Everything in the listing except the pictures should be written out exactly.

********

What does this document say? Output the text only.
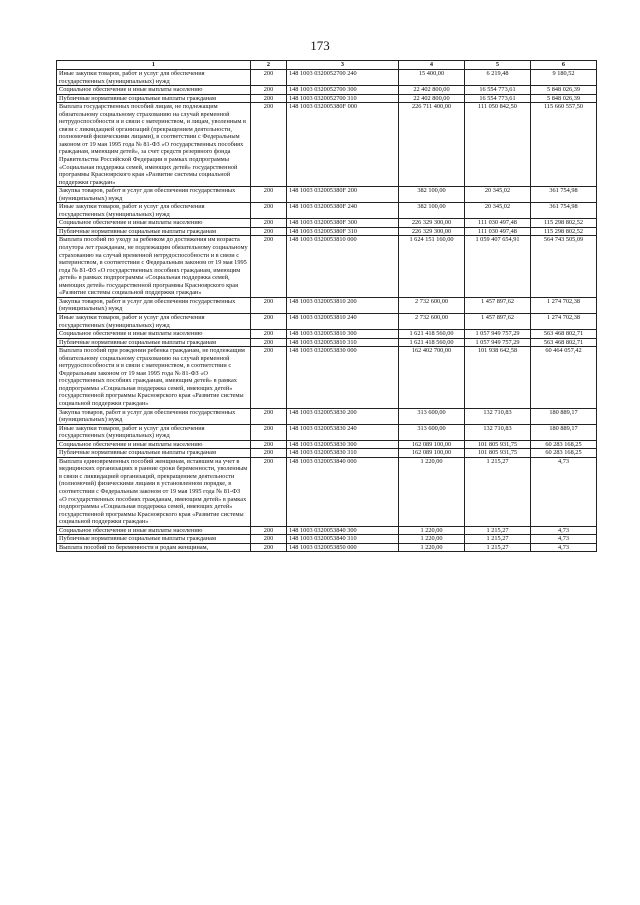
173
1	2	3	4	5	6
Иные закупки товаров, работ и услуг для обеспечения государственных (муниципальных) нужд	200	148 1003 0320052700 240	15 400,00	6 219,48	9 180,52
Социальное обеспечение и иные выплаты населению	200	148 1003 0320052700 300	22 402 800,00	16 554 773,61	5 848 026,39
Публичные нормативные социальные выплаты гражданам	200	148 1003 0320052700 310	22 402 800,00	16 554 773,61	5 848 026,39
Выплата государственных пособий лицам, не подлежащим обязательному социальному страхованию на случай временной нетрудоспособности и в связи с материнством, и лицам, уволенным в связи с ликвидацией организаций (прекращением деятельности, полномочий физическими лицами), в соответствии с Федеральным законом от 19 мая 1995 года № 81-ФЗ «О государственных пособиях гражданам, имеющим детей», за счет средств резервного фонда Правительства Российской Федерации в рамках подпрограммы «Социальная поддержка семей, имеющих детей» государственной программы Красноярского края «Развитие системы социальной поддержки граждан»	200	148 1003 032005380F 000	226 711 400,00	111 050 842,50	115 660 557,50
Закупка товаров, работ и услуг для обеспечения государственных (муниципальных) нужд	200	148 1003 032005380F 200	382 100,00	20 345,02	361 754,98
Иные закупки товаров, работ и услуг для обеспечения государственных (муниципальных) нужд	200	148 1003 032005380F 240	382 100,00	20 345,02	361 754,98
Социальное обеспечение и иные выплаты населению	200	148 1003 032005380F 300	226 329 300,00	111 030 497,48	115 298 802,52
Публичные нормативные социальные выплаты гражданам	200	148 1003 032005380F 310	226 329 300,00	111 030 497,48	115 298 802,52
Выплата пособий по уходу за ребенком до достижения им возраста полутора лет гражданам, не подлежащим обязательному социальному страхованию на случай временной нетрудоспособности и в связи с материнством, в соответствии с Федеральным законом от 19 мая 1995 года № 81-ФЗ «О государственных пособиях гражданам, имеющим детей» в рамках подпрограммы «Социальная поддержка семей, имеющих детей» государственной программы Красноярского края «Развитие системы социальной поддержки граждан»	200	148 1003 0320053810 000	1 624 151 160,00	1 059 407 654,91	564 743 505,09
Закупка товаров, работ и услуг для обеспечения государственных (муниципальных) нужд	200	148 1003 0320053810 200	2 732 600,00	1 457 897,62	1 274 702,38
Иные закупки товаров, работ и услуг для обеспечения государственных (муниципальных) нужд	200	148 1003 0320053810 240	2 732 600,00	1 457 897,62	1 274 702,38
Социальное обеспечение и иные выплаты населению	200	148 1003 0320053810 300	1 621 418 560,00	1 057 949 757,29	563 468 802,71
Публичные нормативные социальные выплаты гражданам	200	148 1003 0320053810 310	1 621 418 560,00	1 057 949 757,29	563 468 802,71
Выплата пособий при рождении ребенка гражданам, не подлежащим обязательному социальному страхованию на случай временной нетрудоспособности и в связи с материнством, в соответствии с Федеральным законом от 19 мая 1995 года № 81-ФЗ «О государственных пособиях гражданам, имеющим детей» в рамках подпрограммы «Социальная поддержка семей, имеющих детей» государственной программы Красноярского края «Развитие системы социальной поддержки граждан»	200	148 1003 0320053830 000	162 402 700,00	101 938 642,58	60 464 057,42
Закупка товаров, работ и услуг для обеспечения государственных (муниципальных) нужд	200	148 1003 0320053830 200	313 600,00	132 710,83	180 889,17
Иные закупки товаров, работ и услуг для обеспечения государственных (муниципальных) нужд	200	148 1003 0320053830 240	313 600,00	132 710,83	180 889,17
Социальное обеспечение и иные выплаты населению	200	148 1003 0320053830 300	162 089 100,00	101 805 931,75	60 283 168,25
Публичные нормативные социальные выплаты гражданам	200	148 1003 0320053830 310	162 089 100,00	101 805 931,75	60 283 168,25
Выплата единовременных пособий женщинам, вставшим на учет в медицинских организациях в ранние сроки беременности, уволенным в связи с ликвидацией организаций, прекращением деятельности (полномочий) физическими лицами в установленном порядке, в соответствии с Федеральным законом от 19 мая 1995 года № 81-ФЗ «О государственных пособиях гражданам, имеющим детей» в рамках подпрограммы «Социальная поддержка семей, имеющих детей» государственной программы Красноярского края «Развитие системы социальной поддержки граждан»	200	148 1003 0320053840 000	1 220,00	1 215,27	4,73
Социальное обеспечение и иные выплаты населению	200	148 1003 0320053840 300	1 220,00	1 215,27	4,73
Публичные нормативные социальные выплаты гражданам	200	148 1003 0320053840 310	1 220,00	1 215,27	4,73
Выплата пособий по беременности и родам женщинам,	200	148 1003 0320053850 000	1 220,00	1 215,27	4,73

********

- [ANSWER TO THE PROBLEM]
What does this document say? Output the text only.
173
1	2	3	4	5	6
Иные закупки товаров, работ и услуг для обеспечения государственных (муниципальных) нужд	200	148 1003 0320052700 240	15 400,00	6 219,48	9 180,52
Социальное обеспечение и иные выплаты населению	200	148 1003 0320052700 300	22 402 800,00	16 554 773,61	5 848 026,39
Публичные нормативные социальные выплаты гражданам	200	148 1003 0320052700 310	22 402 800,00	16 554 773,61	5 848 026,39
Выплата государственных пособий лицам, не подлежащим обязательному социальному страхованию на случай временной нетрудоспособности и в связи с материнством, и лицам, уволенным в связи с ликвидацией организаций (прекращением деятельности, полномочий физическими лицами), в соответствии с Федеральным законом от 19 мая 1995 года № 81-ФЗ «О государственных пособиях гражданам, имеющим детей», за счет средств резервного фонда Правительства Российской Федерации в рамках подпрограммы «Социальная поддержка семей, имеющих детей» государственной программы Красноярского края «Развитие системы социальной поддержки граждан»	200	148 1003 032005380F 000	226 711 400,00	111 050 842,50	115 660 557,50
Закупка товаров, работ и услуг для обеспечения государственных (муниципальных) нужд	200	148 1003 032005380F 200	382 100,00	20 345,02	361 754,98
Иные закупки товаров, работ и услуг для обеспечения государственных (муниципальных) нужд	200	148 1003 032005380F 240	382 100,00	20 345,02	361 754,98
Социальное обеспечение и иные выплаты населению	200	148 1003 032005380F 300	226 329 300,00	111 030 497,48	115 298 802,52
Публичные нормативные социальные выплаты гражданам	200	148 1003 032005380F 310	226 329 300,00	111 030 497,48	115 298 802,52
Выплата пособий по уходу за ребенком до достижения им возраста полутора лет гражданам, не подлежащим обязательному социальному страхованию на случай временной нетрудоспособности и в связи с материнством, в соответствии с Федеральным законом от 19 мая 1995 года № 81-ФЗ «О государственных пособиях гражданам, имеющим детей» в рамках подпрограммы «Социальная поддержка семей, имеющих детей» государственной программы Красноярского края «Развитие системы социальной поддержки граждан»	200	148 1003 0320053810 000	1 624 151 160,00	1 059 407 654,91	564 743 505,09
Закупка товаров, работ и услуг для обеспечения государственных (муниципальных) нужд	200	148 1003 0320053810 200	2 732 600,00	1 457 897,62	1 274 702,38
Иные закупки товаров, работ и услуг для обеспечения государственных (муниципальных) нужд	200	148 1003 0320053810 240	2 732 600,00	1 457 897,62	1 274 702,38
Социальное обеспечение и иные выплаты населению	200	148 1003 0320053810 300	1 621 418 560,00	1 057 949 757,29	563 468 802,71
Публичные нормативные социальные выплаты гражданам	200	148 1003 0320053810 310	1 621 418 560,00	1 057 949 757,29	563 468 802,71
Выплата пособий при рождении ребенка гражданам, не подлежащим обязательному социальному страхованию на случай временной нетрудоспособности и в связи с материнством, в соответствии с Федеральным законом от 19 мая 1995 года № 81-ФЗ «О государственных пособиях гражданам, имеющим детей» в рамках подпрограммы «Социальная поддержка семей, имеющих детей» государственной программы Красноярского края «Развитие системы социальной поддержки граждан»	200	148 1003 0320053830 000	162 402 700,00	101 938 642,58	60 464 057,42
Закупка товаров, работ и услуг для обеспечения государственных (муниципальных) нужд	200	148 1003 0320053830 200	313 600,00	132 710,83	180 889,17
Иные закупки товаров, работ и услуг для обеспечения государственных (муниципальных) нужд	200	148 1003 0320053830 240	313 600,00	132 710,83	180 889,17
Социальное обеспечение и иные выплаты населению	200	148 1003 0320053830 300	162 089 100,00	101 805 931,75	60 283 168,25
Публичные нормативные социальные выплаты гражданам	200	148 1003 0320053830 310	162 089 100,00	101 805 931,75	60 283 168,25
Выплата единовременных пособий женщинам, вставшим на учет в медицинских организациях в ранние сроки беременности, уволенным в связи с ликвидацией организаций, прекращением деятельности (полномочий) физическими лицами в установленном порядке, в соответствии с Федеральным законом от 19 мая 1995 года № 81-ФЗ «О государственных пособиях гражданам, имеющим детей» в рамках подпрограммы «Социальная поддержка семей, имеющих детей» государственной программы Красноярского края «Развитие системы социальной поддержки граждан»	200	148 1003 0320053840 000	1 220,00	1 215,27	4,73
Социальное обеспечение и иные выплаты населению	200	148 1003 0320053840 300	1 220,00	1 215,27	4,73
Публичные нормативные социальные выплаты гражданам	200	148 1003 0320053840 310	1 220,00	1 215,27	4,73
Выплата пособий по беременности и родам женщинам,	200	148 1003 0320053850 000	1 220,00	1 215,27	4,73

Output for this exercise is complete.